▶ [STATED PROBLEM]:
Extract the text of every entry below exactly; leave images out.

Dataset items
..........
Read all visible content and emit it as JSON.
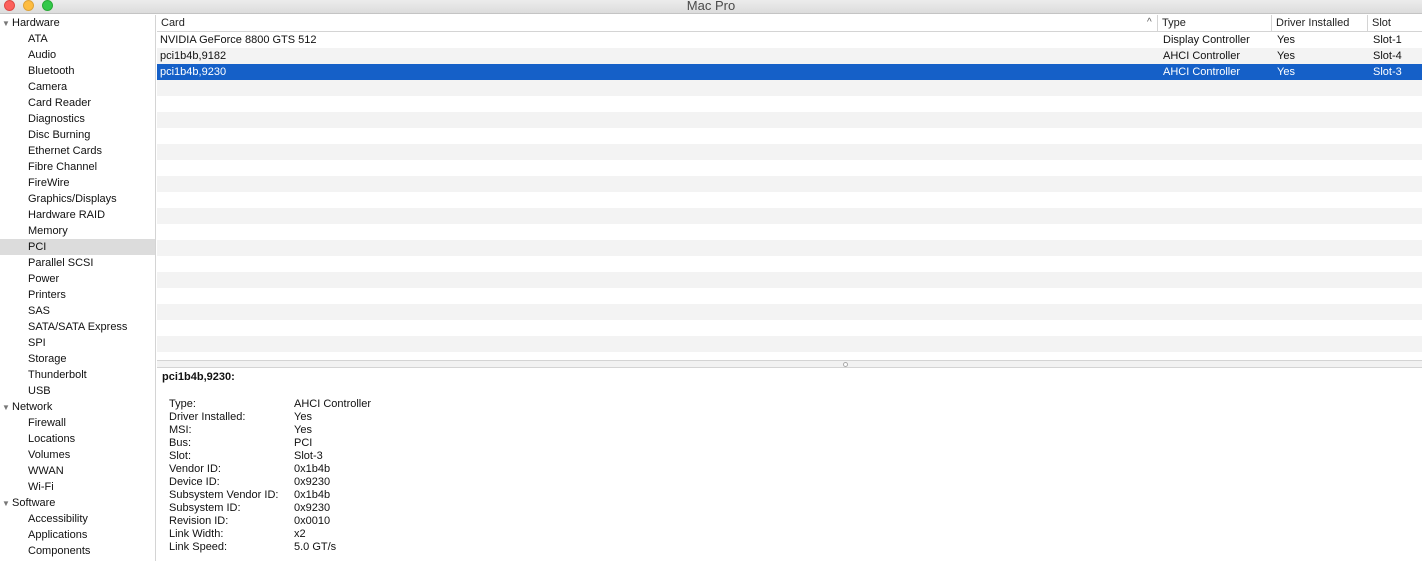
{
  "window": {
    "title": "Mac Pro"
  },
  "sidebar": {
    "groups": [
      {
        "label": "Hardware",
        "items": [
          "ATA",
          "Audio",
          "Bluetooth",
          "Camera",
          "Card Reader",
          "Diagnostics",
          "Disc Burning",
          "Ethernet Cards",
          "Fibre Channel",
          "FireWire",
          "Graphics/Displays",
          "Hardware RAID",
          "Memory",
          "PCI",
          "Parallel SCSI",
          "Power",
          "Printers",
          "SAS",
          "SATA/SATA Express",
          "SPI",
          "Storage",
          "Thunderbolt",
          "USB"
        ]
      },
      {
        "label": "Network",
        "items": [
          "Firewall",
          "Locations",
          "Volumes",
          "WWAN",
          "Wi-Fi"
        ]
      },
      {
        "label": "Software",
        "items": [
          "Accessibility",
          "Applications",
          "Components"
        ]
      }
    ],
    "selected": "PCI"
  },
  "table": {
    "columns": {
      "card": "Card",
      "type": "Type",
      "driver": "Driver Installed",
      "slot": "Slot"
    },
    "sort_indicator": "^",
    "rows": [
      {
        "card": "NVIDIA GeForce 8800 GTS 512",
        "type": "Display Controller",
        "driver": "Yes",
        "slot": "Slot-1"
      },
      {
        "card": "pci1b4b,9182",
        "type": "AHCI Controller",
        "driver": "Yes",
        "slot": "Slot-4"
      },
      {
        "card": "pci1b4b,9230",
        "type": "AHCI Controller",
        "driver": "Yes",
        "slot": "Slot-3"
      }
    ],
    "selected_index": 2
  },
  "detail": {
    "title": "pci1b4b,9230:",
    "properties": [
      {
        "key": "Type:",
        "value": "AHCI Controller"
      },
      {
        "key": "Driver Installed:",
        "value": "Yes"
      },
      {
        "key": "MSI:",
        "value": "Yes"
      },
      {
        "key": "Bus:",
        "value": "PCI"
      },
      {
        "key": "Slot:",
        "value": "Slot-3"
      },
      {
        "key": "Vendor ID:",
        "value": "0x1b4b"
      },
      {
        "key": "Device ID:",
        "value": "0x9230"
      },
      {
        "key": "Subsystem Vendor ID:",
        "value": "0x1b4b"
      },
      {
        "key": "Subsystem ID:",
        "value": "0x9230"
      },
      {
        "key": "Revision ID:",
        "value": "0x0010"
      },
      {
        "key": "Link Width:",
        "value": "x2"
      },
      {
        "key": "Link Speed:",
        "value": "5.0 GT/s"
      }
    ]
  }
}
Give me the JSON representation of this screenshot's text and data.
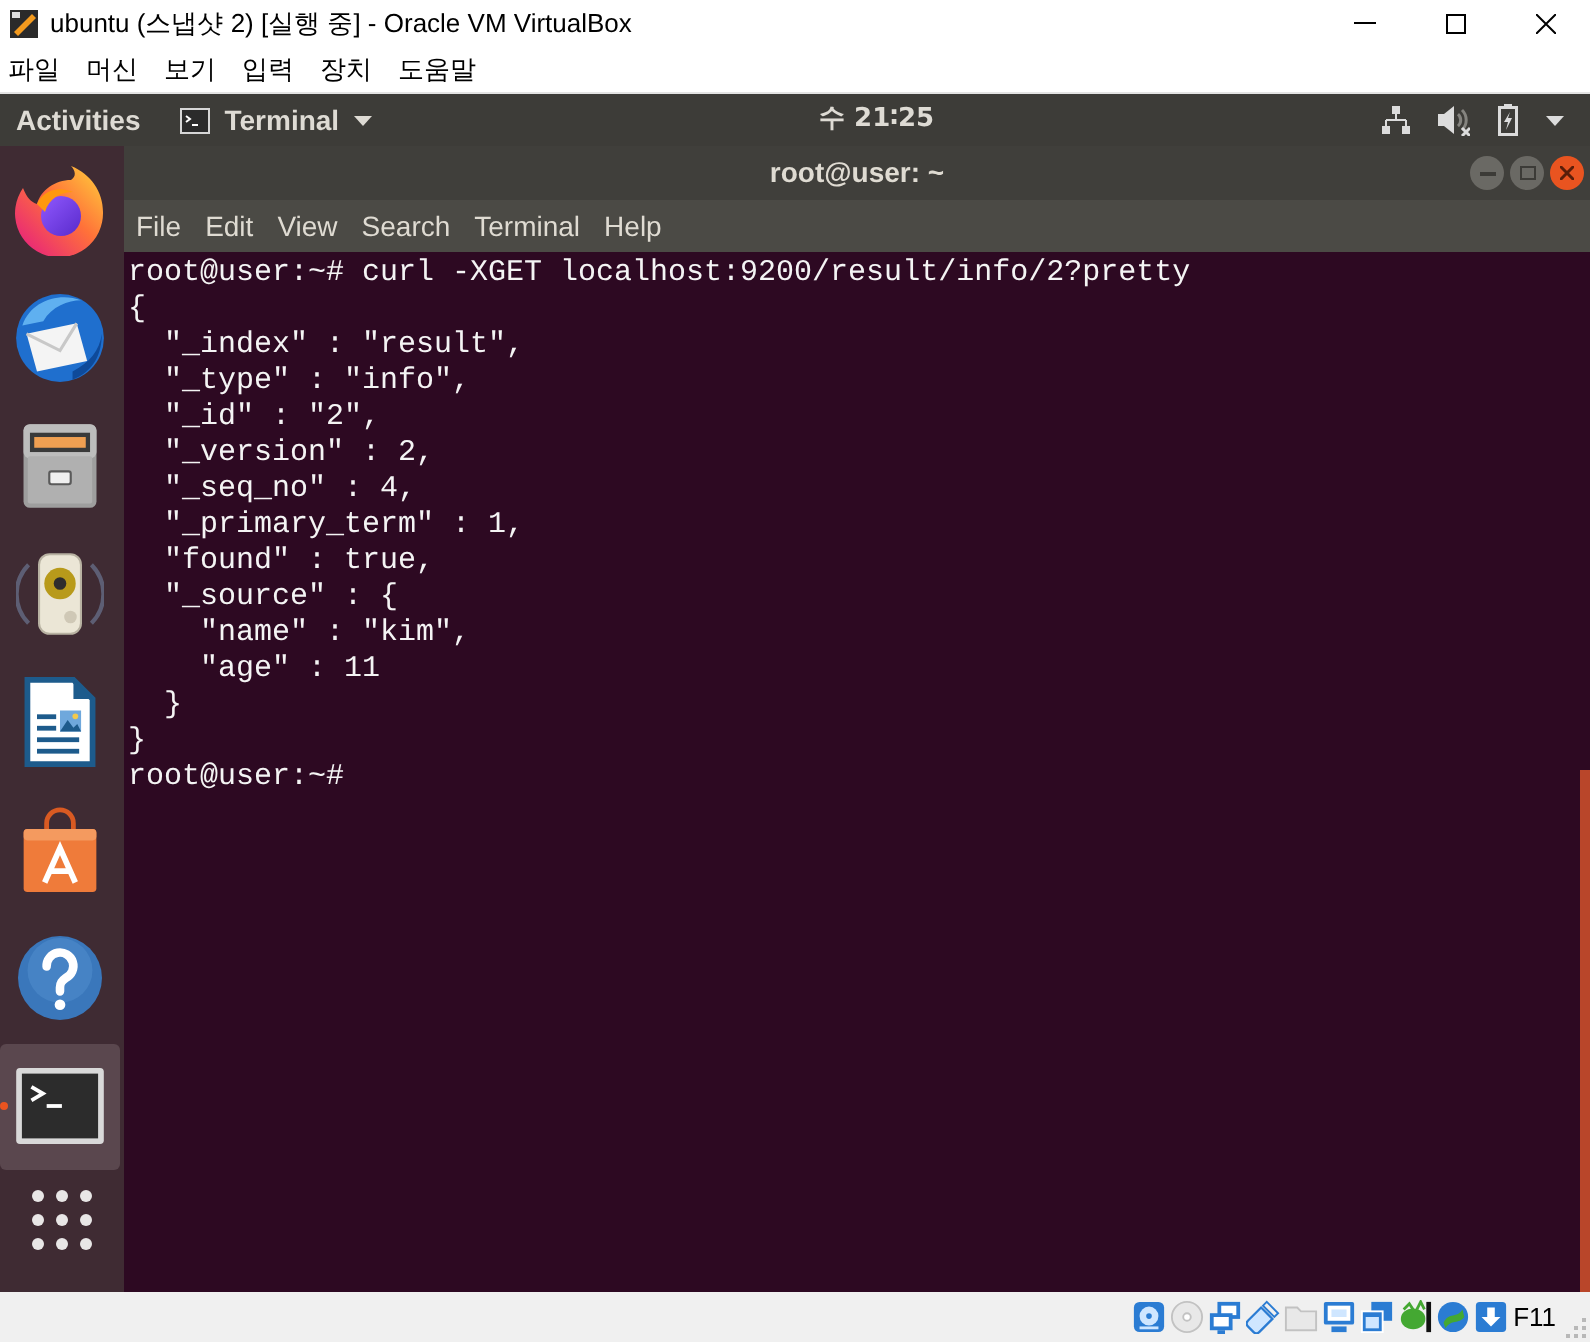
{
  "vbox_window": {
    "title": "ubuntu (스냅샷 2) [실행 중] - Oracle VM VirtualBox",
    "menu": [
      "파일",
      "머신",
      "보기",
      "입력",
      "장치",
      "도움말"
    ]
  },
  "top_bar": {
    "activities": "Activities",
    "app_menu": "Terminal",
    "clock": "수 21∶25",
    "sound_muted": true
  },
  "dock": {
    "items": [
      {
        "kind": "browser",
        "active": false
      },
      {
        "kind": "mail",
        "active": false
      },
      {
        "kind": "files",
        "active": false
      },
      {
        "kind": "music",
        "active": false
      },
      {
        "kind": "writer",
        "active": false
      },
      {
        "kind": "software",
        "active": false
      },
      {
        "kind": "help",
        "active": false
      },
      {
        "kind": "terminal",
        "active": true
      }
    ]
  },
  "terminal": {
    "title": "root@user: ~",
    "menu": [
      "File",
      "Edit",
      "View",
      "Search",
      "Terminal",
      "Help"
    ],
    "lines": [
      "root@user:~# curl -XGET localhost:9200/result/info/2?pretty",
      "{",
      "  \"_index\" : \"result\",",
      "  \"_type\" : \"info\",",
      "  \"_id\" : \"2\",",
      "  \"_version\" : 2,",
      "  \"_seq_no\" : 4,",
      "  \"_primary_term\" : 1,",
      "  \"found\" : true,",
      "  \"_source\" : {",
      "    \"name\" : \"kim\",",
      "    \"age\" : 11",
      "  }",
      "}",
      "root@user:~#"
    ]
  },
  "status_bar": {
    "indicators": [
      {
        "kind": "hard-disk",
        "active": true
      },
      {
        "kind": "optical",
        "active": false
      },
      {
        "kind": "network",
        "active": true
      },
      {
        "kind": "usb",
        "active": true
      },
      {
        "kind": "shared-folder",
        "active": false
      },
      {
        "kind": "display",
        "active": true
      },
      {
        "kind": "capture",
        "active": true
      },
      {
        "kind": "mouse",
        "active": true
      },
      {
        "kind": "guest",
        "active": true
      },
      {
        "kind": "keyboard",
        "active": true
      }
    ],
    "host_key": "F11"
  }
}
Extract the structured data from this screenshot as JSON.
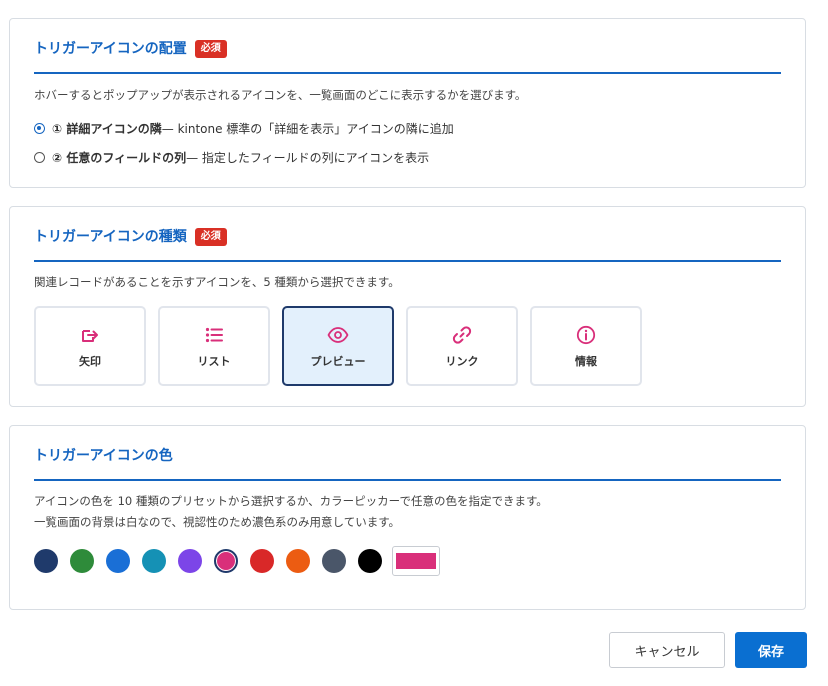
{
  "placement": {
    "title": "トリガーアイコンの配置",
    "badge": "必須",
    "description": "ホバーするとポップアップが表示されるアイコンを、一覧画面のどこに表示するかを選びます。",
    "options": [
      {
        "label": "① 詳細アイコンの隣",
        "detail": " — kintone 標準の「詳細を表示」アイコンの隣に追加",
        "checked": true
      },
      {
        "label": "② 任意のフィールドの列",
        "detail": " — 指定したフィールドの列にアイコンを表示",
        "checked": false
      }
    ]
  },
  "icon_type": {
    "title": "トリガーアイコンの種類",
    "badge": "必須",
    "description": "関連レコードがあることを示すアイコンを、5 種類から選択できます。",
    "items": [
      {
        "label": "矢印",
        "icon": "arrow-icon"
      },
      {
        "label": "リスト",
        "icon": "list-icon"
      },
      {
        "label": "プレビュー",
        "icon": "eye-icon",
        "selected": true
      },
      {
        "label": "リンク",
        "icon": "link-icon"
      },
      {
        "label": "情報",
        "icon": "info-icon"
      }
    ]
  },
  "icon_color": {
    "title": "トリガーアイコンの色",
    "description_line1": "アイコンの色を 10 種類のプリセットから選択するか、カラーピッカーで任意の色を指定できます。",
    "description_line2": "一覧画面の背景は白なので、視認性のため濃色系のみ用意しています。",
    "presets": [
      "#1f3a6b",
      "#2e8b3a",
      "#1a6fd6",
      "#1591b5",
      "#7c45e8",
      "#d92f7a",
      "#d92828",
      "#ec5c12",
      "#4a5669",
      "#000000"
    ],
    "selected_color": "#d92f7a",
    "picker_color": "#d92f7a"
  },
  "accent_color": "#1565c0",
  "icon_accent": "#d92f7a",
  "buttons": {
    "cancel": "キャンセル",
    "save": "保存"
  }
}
..........
▶ [SOLUTION TO THE PROBLEM]:
Read all visible content and emit it as JSON.
{
  "window": {
    "title": "Mac Pro"
  },
  "sidebar": {
    "groups": [
      {
        "label": "Hardware",
        "items": [
          "ATA",
          "Audio",
          "Bluetooth",
          "Camera",
          "Card Reader",
          "Diagnostics",
          "Disc Burning",
          "Ethernet Cards",
          "Fibre Channel",
          "FireWire",
          "Graphics/Displays",
          "Hardware RAID",
          "Memory",
          "PCI",
          "Parallel SCSI",
          "Power",
          "Printers",
          "SAS",
          "SATA/SATA Express",
          "SPI",
          "Storage",
          "Thunderbolt",
          "USB"
        ]
      },
      {
        "label": "Network",
        "items": [
          "Firewall",
          "Locations",
          "Volumes",
          "WWAN",
          "Wi-Fi"
        ]
      },
      {
        "label": "Software",
        "items": [
          "Accessibility",
          "Applications",
          "Components"
        ]
      }
    ],
    "selected": "PCI"
  },
  "table": {
    "columns": {
      "card": "Card",
      "type": "Type",
      "driver": "Driver Installed",
      "slot": "Slot"
    },
    "sort_indicator": "^",
    "rows": [
      {
        "card": "NVIDIA GeForce 8800 GTS 512",
        "type": "Display Controller",
        "driver": "Yes",
        "slot": "Slot-1"
      },
      {
        "card": "pci1b4b,9182",
        "type": "AHCI Controller",
        "driver": "Yes",
        "slot": "Slot-4"
      },
      {
        "card": "pci1b4b,9230",
        "type": "AHCI Controller",
        "driver": "Yes",
        "slot": "Slot-3"
      }
    ],
    "selected_index": 2
  },
  "detail": {
    "title": "pci1b4b,9230:",
    "properties": [
      {
        "key": "Type:",
        "value": "AHCI Controller"
      },
      {
        "key": "Driver Installed:",
        "value": "Yes"
      },
      {
        "key": "MSI:",
        "value": "Yes"
      },
      {
        "key": "Bus:",
        "value": "PCI"
      },
      {
        "key": "Slot:",
        "value": "Slot-3"
      },
      {
        "key": "Vendor ID:",
        "value": "0x1b4b"
      },
      {
        "key": "Device ID:",
        "value": "0x9230"
      },
      {
        "key": "Subsystem Vendor ID:",
        "value": "0x1b4b"
      },
      {
        "key": "Subsystem ID:",
        "value": "0x9230"
      },
      {
        "key": "Revision ID:",
        "value": "0x0010"
      },
      {
        "key": "Link Width:",
        "value": "x2"
      },
      {
        "key": "Link Speed:",
        "value": "5.0 GT/s"
      }
    ]
  }
}
Give me the JSON representation of this screenshot's text and data.
{
  "vbox_window": {
    "title": "ubuntu (스냅샷 2) [실행 중] - Oracle VM VirtualBox",
    "menu": [
      "파일",
      "머신",
      "보기",
      "입력",
      "장치",
      "도움말"
    ]
  },
  "top_bar": {
    "activities": "Activities",
    "app_menu": "Terminal",
    "clock": "수 21∶25",
    "sound_muted": true
  },
  "dock": {
    "items": [
      {
        "kind": "browser",
        "active": false
      },
      {
        "kind": "mail",
        "active": false
      },
      {
        "kind": "files",
        "active": false
      },
      {
        "kind": "music",
        "active": false
      },
      {
        "kind": "writer",
        "active": false
      },
      {
        "kind": "software",
        "active": false
      },
      {
        "kind": "help",
        "active": false
      },
      {
        "kind": "terminal",
        "active": true
      }
    ]
  },
  "terminal": {
    "title": "root@user: ~",
    "menu": [
      "File",
      "Edit",
      "View",
      "Search",
      "Terminal",
      "Help"
    ],
    "lines": [
      "root@user:~# curl -XGET localhost:9200/result/info/2?pretty",
      "{",
      "  \"_index\" : \"result\",",
      "  \"_type\" : \"info\",",
      "  \"_id\" : \"2\",",
      "  \"_version\" : 2,",
      "  \"_seq_no\" : 4,",
      "  \"_primary_term\" : 1,",
      "  \"found\" : true,",
      "  \"_source\" : {",
      "    \"name\" : \"kim\",",
      "    \"age\" : 11",
      "  }",
      "}",
      "root@user:~#"
    ]
  },
  "status_bar": {
    "indicators": [
      {
        "kind": "hard-disk",
        "active": true
      },
      {
        "kind": "optical",
        "active": false
      },
      {
        "kind": "network",
        "active": true
      },
      {
        "kind": "usb",
        "active": true
      },
      {
        "kind": "shared-folder",
        "active": false
      },
      {
        "kind": "display",
        "active": true
      },
      {
        "kind": "capture",
        "active": true
      },
      {
        "kind": "mouse",
        "active": true
      },
      {
        "kind": "guest",
        "active": true
      },
      {
        "kind": "keyboard",
        "active": true
      }
    ],
    "host_key": "F11"
  }
}
Extract the structured data from this screenshot as JSON.
{
  "placement": {
    "title": "トリガーアイコンの配置",
    "badge": "必須",
    "description": "ホバーするとポップアップが表示されるアイコンを、一覧画面のどこに表示するかを選びます。",
    "options": [
      {
        "label": "① 詳細アイコンの隣",
        "detail": " — kintone 標準の「詳細を表示」アイコンの隣に追加",
        "checked": true
      },
      {
        "label": "② 任意のフィールドの列",
        "detail": " — 指定したフィールドの列にアイコンを表示",
        "checked": false
      }
    ]
  },
  "icon_type": {
    "title": "トリガーアイコンの種類",
    "badge": "必須",
    "description": "関連レコードがあることを示すアイコンを、5 種類から選択できます。",
    "items": [
      {
        "label": "矢印",
        "icon": "arrow-icon"
      },
      {
        "label": "リスト",
        "icon": "list-icon"
      },
      {
        "label": "プレビュー",
        "icon": "eye-icon",
        "selected": true
      },
      {
        "label": "リンク",
        "icon": "link-icon"
      },
      {
        "label": "情報",
        "icon": "info-icon"
      }
    ]
  },
  "icon_color": {
    "title": "トリガーアイコンの色",
    "description_line1": "アイコンの色を 10 種類のプリセットから選択するか、カラーピッカーで任意の色を指定できます。",
    "description_line2": "一覧画面の背景は白なので、視認性のため濃色系のみ用意しています。",
    "presets": [
      "#1f3a6b",
      "#2e8b3a",
      "#1a6fd6",
      "#1591b5",
      "#7c45e8",
      "#d92f7a",
      "#d92828",
      "#ec5c12",
      "#4a5669",
      "#000000"
    ],
    "selected_color": "#d92f7a",
    "picker_color": "#d92f7a"
  },
  "accent_color": "#1565c0",
  "icon_accent": "#d92f7a",
  "buttons": {
    "cancel": "キャンセル",
    "save": "保存"
  }
}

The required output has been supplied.